- Problem details
Check every line of the data for the word "JavaScript", and copy those that have it.

- Extracted entries
┌────────
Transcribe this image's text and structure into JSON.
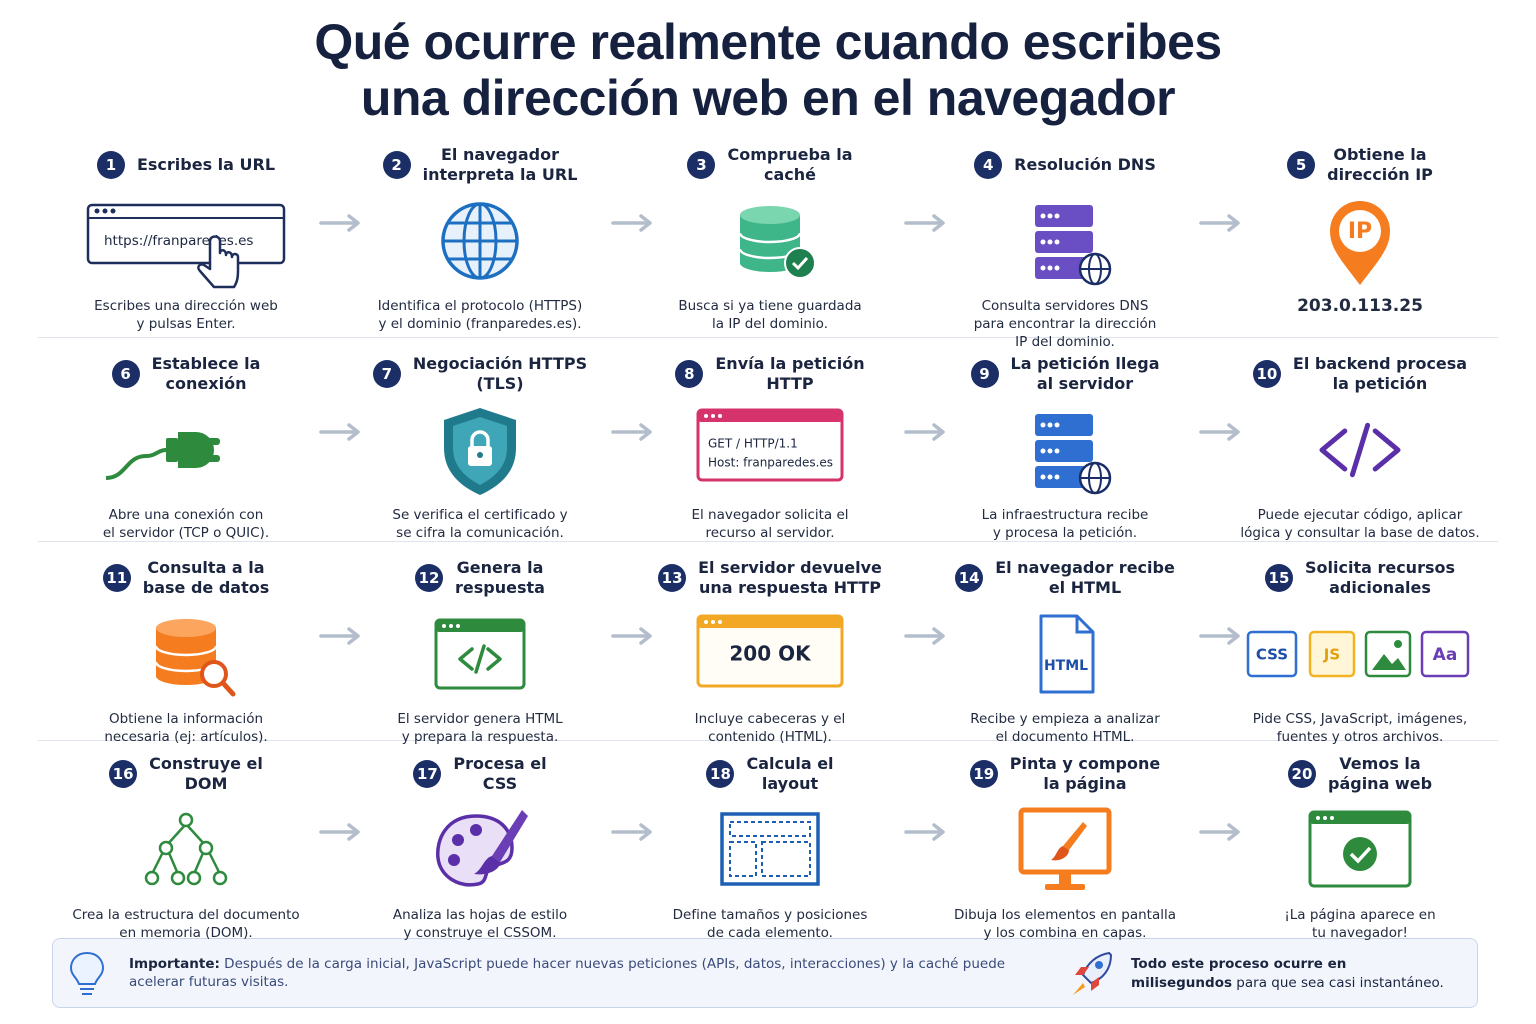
{
  "title": [
    "Qué ocurre realmente cuando escribes",
    "una dirección web en el navegador"
  ],
  "steps": [
    {
      "number": 1,
      "title": [
        "Escribes la URL"
      ],
      "description": [
        "Escribes una dirección web",
        "y pulsas Enter."
      ],
      "icon_labels": [
        "https://franparedes.es"
      ]
    },
    {
      "number": 2,
      "title": [
        "El navegador",
        "interpreta la URL"
      ],
      "description": [
        "Identifica el protocolo (HTTPS)",
        "y el dominio (franparedes.es)."
      ]
    },
    {
      "number": 3,
      "title": [
        "Comprueba la",
        "caché"
      ],
      "description": [
        "Busca si ya tiene guardada",
        "la IP del dominio."
      ]
    },
    {
      "number": 4,
      "title": [
        "Resolución DNS"
      ],
      "description": [
        "Consulta servidores DNS",
        "para encontrar la dirección",
        "IP del dominio."
      ]
    },
    {
      "number": 5,
      "title": [
        "Obtiene la",
        "dirección IP"
      ],
      "description": [
        "203.0.113.25"
      ],
      "icon_labels": [
        "IP"
      ]
    },
    {
      "number": 6,
      "title": [
        "Establece la",
        "conexión"
      ],
      "description": [
        "Abre una conexión con",
        "el servidor (TCP o QUIC)."
      ]
    },
    {
      "number": 7,
      "title": [
        "Negociación HTTPS",
        "(TLS)"
      ],
      "description": [
        "Se verifica el certificado y",
        "se cifra la comunicación."
      ]
    },
    {
      "number": 8,
      "title": [
        "Envía la petición",
        "HTTP"
      ],
      "description": [
        "El navegador solicita el",
        "recurso al servidor."
      ],
      "icon_labels": [
        "GET / HTTP/1.1",
        "Host: franparedes.es"
      ]
    },
    {
      "number": 9,
      "title": [
        "La petición llega",
        "al servidor"
      ],
      "description": [
        "La infraestructura recibe",
        "y procesa la petición."
      ]
    },
    {
      "number": 10,
      "title": [
        "El backend procesa",
        "la petición"
      ],
      "description": [
        "Puede ejecutar código, aplicar",
        "lógica y consultar la base de datos."
      ]
    },
    {
      "number": 11,
      "title": [
        "Consulta a la",
        "base de datos"
      ],
      "description": [
        "Obtiene la información",
        "necesaria (ej: artículos)."
      ]
    },
    {
      "number": 12,
      "title": [
        "Genera la",
        "respuesta"
      ],
      "description": [
        "El servidor genera HTML",
        "y prepara la respuesta."
      ]
    },
    {
      "number": 13,
      "title": [
        "El servidor devuelve",
        "una respuesta HTTP"
      ],
      "description": [
        "Incluye cabeceras y el",
        "contenido (HTML)."
      ],
      "icon_labels": [
        "200 OK"
      ]
    },
    {
      "number": 14,
      "title": [
        "El navegador recibe",
        "el HTML"
      ],
      "description": [
        "Recibe y empieza a analizar",
        "el documento HTML."
      ],
      "icon_labels": [
        "HTML"
      ]
    },
    {
      "number": 15,
      "title": [
        "Solicita recursos",
        "adicionales"
      ],
      "description": [
        "Pide CSS, JavaScript, imágenes,",
        "fuentes y otros archivos."
      ],
      "icon_labels": [
        "CSS",
        "JS",
        "Aa"
      ]
    },
    {
      "number": 16,
      "title": [
        "Construye el",
        "DOM"
      ],
      "description": [
        "Crea la estructura del documento",
        "en memoria (DOM)."
      ]
    },
    {
      "number": 17,
      "title": [
        "Procesa el",
        "CSS"
      ],
      "description": [
        "Analiza las hojas de estilo",
        "y construye el CSSOM."
      ]
    },
    {
      "number": 18,
      "title": [
        "Calcula el",
        "layout"
      ],
      "description": [
        "Define tamaños y posiciones",
        "de cada elemento."
      ]
    },
    {
      "number": 19,
      "title": [
        "Pinta y compone",
        "la página"
      ],
      "description": [
        "Dibuja los elementos en pantalla",
        "y los combina en capas."
      ]
    },
    {
      "number": 20,
      "title": [
        "Vemos la",
        "página web"
      ],
      "description": [
        "¡La página aparece en",
        "tu navegador!"
      ]
    }
  ],
  "footer": {
    "important_label": "Importante:",
    "important_text": [
      "Después de la carga inicial, JavaScript puede hacer nuevas peticiones (APIs, datos, interacciones) y la caché puede",
      "acelerar futuras visitas."
    ],
    "speed_line": "Todo este proceso ocurre en",
    "speed_bold": "milisegundos",
    "speed_rest": "para que sea casi instantáneo."
  }
}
└────────
- Solution for this task
        "Pide CSS, JavaScript, imágenes,",
      "Después de la carga inicial, JavaScript puede hacer nuevas peticiones (APIs, datos, interacciones) y la caché puede",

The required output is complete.